→ Problem requirements
Write out the records below once more, exactly as they stand.

→ Excerpt from a dataset
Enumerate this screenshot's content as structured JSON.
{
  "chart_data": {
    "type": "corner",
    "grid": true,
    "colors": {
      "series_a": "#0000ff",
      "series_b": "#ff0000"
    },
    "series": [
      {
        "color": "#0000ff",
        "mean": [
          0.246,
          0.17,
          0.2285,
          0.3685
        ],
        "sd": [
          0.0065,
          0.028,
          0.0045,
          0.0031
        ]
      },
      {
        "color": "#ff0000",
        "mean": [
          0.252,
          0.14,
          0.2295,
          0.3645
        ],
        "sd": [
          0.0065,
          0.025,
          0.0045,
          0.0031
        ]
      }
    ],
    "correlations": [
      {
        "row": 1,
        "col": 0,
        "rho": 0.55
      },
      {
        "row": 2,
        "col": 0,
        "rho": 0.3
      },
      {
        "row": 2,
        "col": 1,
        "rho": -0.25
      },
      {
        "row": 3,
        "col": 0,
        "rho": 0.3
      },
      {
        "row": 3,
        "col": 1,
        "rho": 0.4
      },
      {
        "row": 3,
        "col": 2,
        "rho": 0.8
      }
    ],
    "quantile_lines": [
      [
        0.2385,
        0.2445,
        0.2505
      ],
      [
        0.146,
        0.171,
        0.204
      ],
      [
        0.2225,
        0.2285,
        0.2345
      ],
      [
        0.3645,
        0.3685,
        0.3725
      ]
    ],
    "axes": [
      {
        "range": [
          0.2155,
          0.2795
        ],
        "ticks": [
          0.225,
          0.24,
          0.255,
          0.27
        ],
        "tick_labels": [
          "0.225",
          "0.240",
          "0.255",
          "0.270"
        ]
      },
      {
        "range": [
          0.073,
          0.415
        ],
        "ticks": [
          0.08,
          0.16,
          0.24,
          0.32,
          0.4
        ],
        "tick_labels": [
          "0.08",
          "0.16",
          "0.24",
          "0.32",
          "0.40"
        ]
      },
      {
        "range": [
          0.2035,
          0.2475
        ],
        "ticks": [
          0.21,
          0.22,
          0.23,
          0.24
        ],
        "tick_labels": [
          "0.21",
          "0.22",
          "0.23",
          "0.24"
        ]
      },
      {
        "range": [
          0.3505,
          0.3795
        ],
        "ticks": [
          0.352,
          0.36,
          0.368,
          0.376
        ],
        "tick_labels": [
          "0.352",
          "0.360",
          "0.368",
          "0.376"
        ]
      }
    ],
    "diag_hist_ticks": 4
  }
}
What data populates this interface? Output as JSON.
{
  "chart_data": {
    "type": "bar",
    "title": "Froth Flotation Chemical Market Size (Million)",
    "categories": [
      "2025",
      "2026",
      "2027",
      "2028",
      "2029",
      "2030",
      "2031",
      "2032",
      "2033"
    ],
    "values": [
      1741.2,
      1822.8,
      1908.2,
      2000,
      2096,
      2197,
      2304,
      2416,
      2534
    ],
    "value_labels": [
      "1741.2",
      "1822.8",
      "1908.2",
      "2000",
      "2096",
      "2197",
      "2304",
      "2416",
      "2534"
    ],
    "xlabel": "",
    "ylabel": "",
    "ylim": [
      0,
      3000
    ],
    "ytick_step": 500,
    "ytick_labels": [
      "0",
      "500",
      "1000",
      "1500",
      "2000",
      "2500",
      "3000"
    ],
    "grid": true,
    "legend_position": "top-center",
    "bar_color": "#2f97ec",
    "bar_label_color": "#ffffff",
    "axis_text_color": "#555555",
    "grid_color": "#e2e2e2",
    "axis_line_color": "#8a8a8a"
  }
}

→ Response for this exercise
Enumerate this screenshot's content as structured JSON.
{
  "chart_data": {
    "type": "corner",
    "grid": true,
    "colors": {
      "series_a": "#0000ff",
      "series_b": "#ff0000"
    },
    "series": [
      {
        "color": "#0000ff",
        "mean": [
          0.246,
          0.17,
          0.2285,
          0.3685
        ],
        "sd": [
          0.0065,
          0.028,
          0.0045,
          0.0031
        ]
      },
      {
        "color": "#ff0000",
        "mean": [
          0.252,
          0.14,
          0.2295,
          0.3645
        ],
        "sd": [
          0.0065,
          0.025,
          0.0045,
          0.0031
        ]
      }
    ],
    "correlations": [
      {
        "row": 1,
        "col": 0,
        "rho": 0.55
      },
      {
        "row": 2,
        "col": 0,
        "rho": 0.3
      },
      {
        "row": 2,
        "col": 1,
        "rho": -0.25
      },
      {
        "row": 3,
        "col": 0,
        "rho": 0.3
      },
      {
        "row": 3,
        "col": 1,
        "rho": 0.4
      },
      {
        "row": 3,
        "col": 2,
        "rho": 0.8
      }
    ],
    "quantile_lines": [
      [
        0.2385,
        0.2445,
        0.2505
      ],
      [
        0.146,
        0.171,
        0.204
      ],
      [
        0.2225,
        0.2285,
        0.2345
      ],
      [
        0.3645,
        0.3685,
        0.3725
      ]
    ],
    "axes": [
      {
        "range": [
          0.2155,
          0.2795
        ],
        "ticks": [
          0.225,
          0.24,
          0.255,
          0.27
        ],
        "tick_labels": [
          "0.225",
          "0.240",
          "0.255",
          "0.270"
        ]
      },
      {
        "range": [
          0.073,
          0.415
        ],
        "ticks": [
          0.08,
          0.16,
          0.24,
          0.32,
          0.4
        ],
        "tick_labels": [
          "0.08",
          "0.16",
          "0.24",
          "0.32",
          "0.40"
        ]
      },
      {
        "range": [
          0.2035,
          0.2475
        ],
        "ticks": [
          0.21,
          0.22,
          0.23,
          0.24
        ],
        "tick_labels": [
          "0.21",
          "0.22",
          "0.23",
          "0.24"
        ]
      },
      {
        "range": [
          0.3505,
          0.3795
        ],
        "ticks": [
          0.352,
          0.36,
          0.368,
          0.376
        ],
        "tick_labels": [
          "0.352",
          "0.360",
          "0.368",
          "0.376"
        ]
      }
    ],
    "diag_hist_ticks": 4
  }
}
What data populates this interface? Output as JSON.
{
  "chart_data": {
    "type": "bar",
    "title": "Froth Flotation Chemical Market Size (Million)",
    "categories": [
      "2025",
      "2026",
      "2027",
      "2028",
      "2029",
      "2030",
      "2031",
      "2032",
      "2033"
    ],
    "values": [
      1741.2,
      1822.8,
      1908.2,
      2000,
      2096,
      2197,
      2304,
      2416,
      2534
    ],
    "value_labels": [
      "1741.2",
      "1822.8",
      "1908.2",
      "2000",
      "2096",
      "2197",
      "2304",
      "2416",
      "2534"
    ],
    "xlabel": "",
    "ylabel": "",
    "ylim": [
      0,
      3000
    ],
    "ytick_step": 500,
    "ytick_labels": [
      "0",
      "500",
      "1000",
      "1500",
      "2000",
      "2500",
      "3000"
    ],
    "grid": true,
    "legend_position": "top-center",
    "bar_color": "#2f97ec",
    "bar_label_color": "#ffffff",
    "axis_text_color": "#555555",
    "grid_color": "#e2e2e2",
    "axis_line_color": "#8a8a8a"
  }
}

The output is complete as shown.